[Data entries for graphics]
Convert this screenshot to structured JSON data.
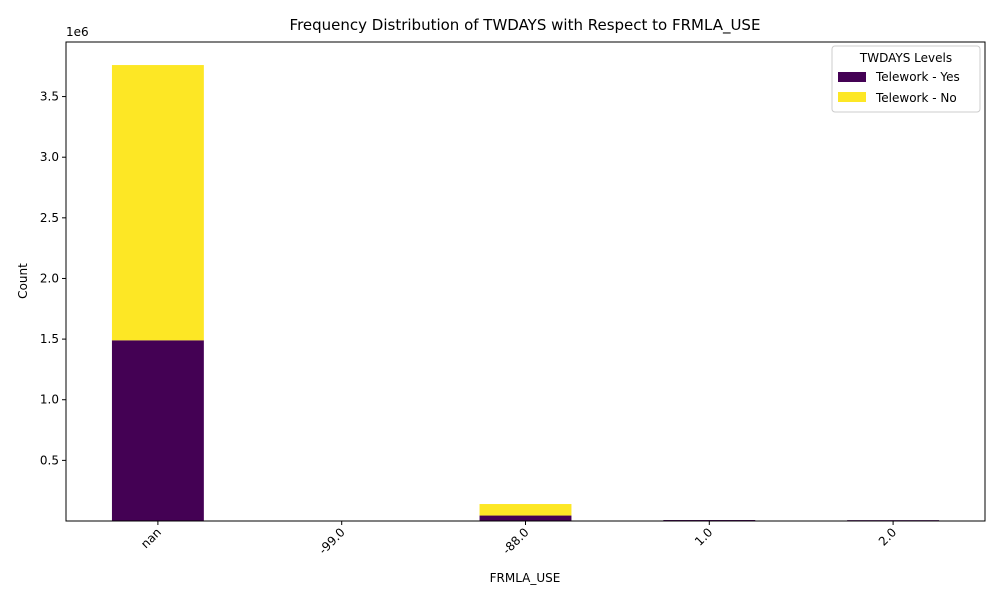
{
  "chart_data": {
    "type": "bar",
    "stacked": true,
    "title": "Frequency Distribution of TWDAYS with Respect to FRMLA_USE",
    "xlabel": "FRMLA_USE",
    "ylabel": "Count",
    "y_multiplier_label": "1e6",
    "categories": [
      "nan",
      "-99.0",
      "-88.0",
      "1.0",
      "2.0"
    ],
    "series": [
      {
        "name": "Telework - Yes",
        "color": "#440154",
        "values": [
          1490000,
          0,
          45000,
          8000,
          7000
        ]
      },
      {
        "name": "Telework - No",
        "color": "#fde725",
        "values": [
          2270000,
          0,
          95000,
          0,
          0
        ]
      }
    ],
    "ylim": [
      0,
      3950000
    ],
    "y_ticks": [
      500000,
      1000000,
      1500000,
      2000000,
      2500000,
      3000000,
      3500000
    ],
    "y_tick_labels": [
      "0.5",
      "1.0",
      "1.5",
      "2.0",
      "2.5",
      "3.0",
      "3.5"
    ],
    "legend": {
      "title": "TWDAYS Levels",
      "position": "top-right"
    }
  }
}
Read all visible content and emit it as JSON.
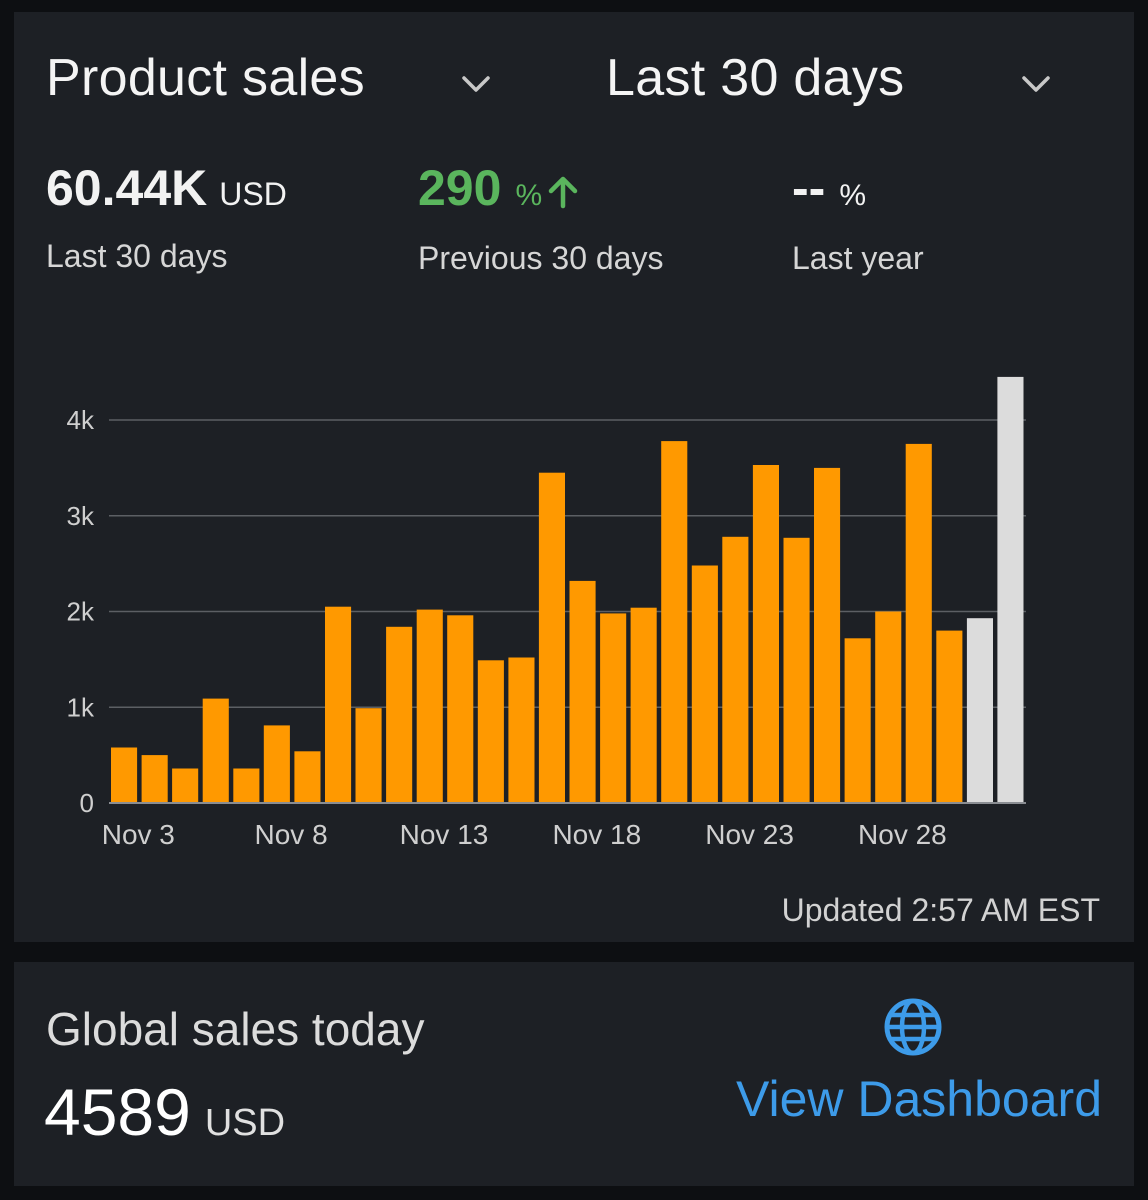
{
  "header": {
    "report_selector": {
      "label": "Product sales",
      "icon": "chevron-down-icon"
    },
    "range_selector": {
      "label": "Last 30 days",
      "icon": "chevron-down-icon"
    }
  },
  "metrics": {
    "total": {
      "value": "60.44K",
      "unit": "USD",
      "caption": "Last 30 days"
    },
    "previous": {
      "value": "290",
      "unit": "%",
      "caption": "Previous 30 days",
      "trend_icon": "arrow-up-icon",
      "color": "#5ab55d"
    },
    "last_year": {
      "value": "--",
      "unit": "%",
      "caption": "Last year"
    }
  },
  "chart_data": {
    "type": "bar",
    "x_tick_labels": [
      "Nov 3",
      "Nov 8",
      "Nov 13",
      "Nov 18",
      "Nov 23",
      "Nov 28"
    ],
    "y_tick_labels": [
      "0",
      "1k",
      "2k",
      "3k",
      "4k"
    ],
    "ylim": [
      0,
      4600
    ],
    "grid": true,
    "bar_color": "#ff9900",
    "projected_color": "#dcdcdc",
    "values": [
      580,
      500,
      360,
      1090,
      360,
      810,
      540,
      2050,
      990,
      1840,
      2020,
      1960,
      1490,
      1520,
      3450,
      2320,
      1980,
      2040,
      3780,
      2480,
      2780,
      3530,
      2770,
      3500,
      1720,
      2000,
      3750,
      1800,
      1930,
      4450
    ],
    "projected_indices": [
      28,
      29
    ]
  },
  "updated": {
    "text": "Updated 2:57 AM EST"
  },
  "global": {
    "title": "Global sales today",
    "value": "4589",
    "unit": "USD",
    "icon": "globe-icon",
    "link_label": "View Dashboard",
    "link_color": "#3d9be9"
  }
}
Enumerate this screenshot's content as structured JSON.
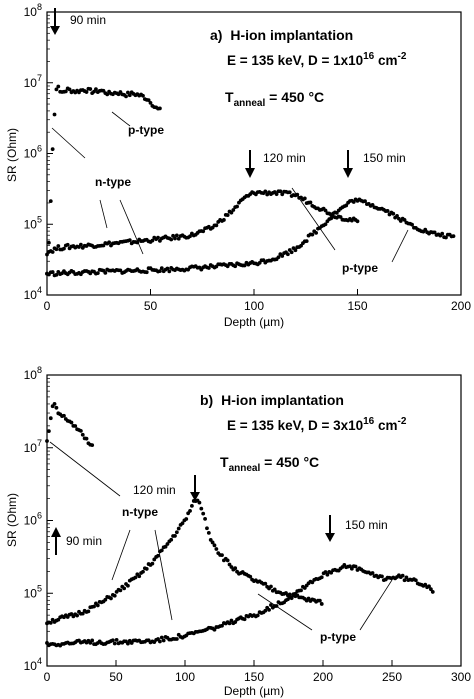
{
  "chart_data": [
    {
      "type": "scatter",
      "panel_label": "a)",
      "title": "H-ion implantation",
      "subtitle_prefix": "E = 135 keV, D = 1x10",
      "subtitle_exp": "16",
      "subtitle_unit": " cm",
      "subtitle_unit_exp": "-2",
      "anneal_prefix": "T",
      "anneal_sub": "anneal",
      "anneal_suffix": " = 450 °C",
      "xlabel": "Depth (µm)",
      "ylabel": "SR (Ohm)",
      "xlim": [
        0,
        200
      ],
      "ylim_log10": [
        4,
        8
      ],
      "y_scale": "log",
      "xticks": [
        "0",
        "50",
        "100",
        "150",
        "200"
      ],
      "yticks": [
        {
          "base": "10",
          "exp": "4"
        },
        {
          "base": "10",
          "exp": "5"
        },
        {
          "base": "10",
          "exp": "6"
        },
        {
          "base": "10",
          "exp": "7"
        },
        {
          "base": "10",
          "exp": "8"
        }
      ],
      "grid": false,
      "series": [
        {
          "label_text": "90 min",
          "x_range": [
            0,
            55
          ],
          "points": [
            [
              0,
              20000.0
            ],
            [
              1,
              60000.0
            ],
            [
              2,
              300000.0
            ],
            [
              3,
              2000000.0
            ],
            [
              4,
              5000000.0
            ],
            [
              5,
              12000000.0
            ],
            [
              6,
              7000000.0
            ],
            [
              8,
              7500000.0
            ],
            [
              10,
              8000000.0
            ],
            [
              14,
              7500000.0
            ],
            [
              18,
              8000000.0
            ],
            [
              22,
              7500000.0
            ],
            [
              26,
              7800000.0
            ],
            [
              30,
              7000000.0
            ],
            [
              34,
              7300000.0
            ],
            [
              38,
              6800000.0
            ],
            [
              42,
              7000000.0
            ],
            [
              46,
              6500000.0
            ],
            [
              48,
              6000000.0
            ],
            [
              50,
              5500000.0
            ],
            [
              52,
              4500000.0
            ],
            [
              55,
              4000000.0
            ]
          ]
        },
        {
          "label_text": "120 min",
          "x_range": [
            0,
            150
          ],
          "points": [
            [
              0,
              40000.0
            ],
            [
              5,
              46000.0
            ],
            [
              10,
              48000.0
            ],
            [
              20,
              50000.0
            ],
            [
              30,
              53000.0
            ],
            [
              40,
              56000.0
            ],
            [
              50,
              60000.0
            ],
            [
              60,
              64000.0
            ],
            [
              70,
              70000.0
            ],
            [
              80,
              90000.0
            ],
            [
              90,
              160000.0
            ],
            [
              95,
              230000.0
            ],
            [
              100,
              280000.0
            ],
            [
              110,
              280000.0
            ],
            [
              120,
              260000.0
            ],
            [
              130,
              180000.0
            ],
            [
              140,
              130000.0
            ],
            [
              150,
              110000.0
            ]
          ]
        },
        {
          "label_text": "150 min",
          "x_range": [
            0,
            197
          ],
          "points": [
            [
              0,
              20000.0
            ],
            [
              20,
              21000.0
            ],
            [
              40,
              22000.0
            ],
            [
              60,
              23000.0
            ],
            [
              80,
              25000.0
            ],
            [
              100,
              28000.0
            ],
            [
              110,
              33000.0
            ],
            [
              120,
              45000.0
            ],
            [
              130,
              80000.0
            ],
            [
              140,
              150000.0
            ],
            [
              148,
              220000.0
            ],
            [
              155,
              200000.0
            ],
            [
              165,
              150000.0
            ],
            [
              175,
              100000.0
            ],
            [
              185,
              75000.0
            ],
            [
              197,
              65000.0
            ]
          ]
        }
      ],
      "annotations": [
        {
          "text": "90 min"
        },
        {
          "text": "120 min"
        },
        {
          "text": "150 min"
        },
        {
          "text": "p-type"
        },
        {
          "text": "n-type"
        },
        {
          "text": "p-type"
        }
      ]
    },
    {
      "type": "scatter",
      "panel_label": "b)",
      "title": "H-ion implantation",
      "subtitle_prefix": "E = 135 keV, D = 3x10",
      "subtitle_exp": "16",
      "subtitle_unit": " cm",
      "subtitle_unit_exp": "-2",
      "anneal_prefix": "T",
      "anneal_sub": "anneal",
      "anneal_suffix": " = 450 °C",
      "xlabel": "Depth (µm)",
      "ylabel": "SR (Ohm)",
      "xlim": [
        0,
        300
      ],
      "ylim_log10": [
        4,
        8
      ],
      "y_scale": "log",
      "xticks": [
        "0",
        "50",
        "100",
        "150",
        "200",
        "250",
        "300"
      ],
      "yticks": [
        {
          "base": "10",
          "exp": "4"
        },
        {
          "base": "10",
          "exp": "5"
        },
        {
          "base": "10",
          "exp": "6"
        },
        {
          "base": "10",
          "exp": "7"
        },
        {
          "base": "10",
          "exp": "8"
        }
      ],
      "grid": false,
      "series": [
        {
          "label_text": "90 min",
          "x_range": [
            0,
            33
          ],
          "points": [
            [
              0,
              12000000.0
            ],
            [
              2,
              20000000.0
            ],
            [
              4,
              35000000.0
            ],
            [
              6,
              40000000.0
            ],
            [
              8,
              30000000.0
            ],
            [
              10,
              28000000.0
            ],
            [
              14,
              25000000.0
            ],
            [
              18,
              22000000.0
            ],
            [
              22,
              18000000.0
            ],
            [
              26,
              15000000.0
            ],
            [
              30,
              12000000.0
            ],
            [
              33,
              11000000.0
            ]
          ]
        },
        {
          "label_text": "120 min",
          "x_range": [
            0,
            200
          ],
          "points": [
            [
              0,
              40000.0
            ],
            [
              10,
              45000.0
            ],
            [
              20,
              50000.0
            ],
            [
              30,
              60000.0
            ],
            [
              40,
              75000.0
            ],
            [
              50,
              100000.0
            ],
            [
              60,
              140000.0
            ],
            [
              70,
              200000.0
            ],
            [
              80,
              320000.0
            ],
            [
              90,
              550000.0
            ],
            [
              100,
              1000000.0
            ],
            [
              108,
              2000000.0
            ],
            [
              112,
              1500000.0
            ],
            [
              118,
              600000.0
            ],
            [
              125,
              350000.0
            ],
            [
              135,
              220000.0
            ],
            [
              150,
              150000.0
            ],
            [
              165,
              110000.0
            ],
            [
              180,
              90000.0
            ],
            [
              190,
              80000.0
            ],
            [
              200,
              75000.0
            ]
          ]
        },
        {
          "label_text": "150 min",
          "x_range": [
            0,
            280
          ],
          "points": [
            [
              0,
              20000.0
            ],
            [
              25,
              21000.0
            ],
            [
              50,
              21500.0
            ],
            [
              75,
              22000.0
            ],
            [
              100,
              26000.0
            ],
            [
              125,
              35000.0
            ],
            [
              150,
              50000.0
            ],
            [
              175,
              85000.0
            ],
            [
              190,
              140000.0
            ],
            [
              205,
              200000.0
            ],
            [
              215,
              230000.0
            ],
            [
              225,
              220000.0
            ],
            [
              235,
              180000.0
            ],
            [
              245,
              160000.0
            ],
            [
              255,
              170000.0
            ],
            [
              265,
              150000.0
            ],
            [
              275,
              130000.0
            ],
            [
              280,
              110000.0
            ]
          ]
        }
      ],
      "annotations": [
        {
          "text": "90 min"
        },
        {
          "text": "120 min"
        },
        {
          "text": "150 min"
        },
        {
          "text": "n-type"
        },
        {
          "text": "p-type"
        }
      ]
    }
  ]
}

Task details: Extract each line from the listing that holds the word "caption".

Solution below:
      "caption": "Last 30 days"
      "caption": "Previous 30 days",
      "caption": "Last year"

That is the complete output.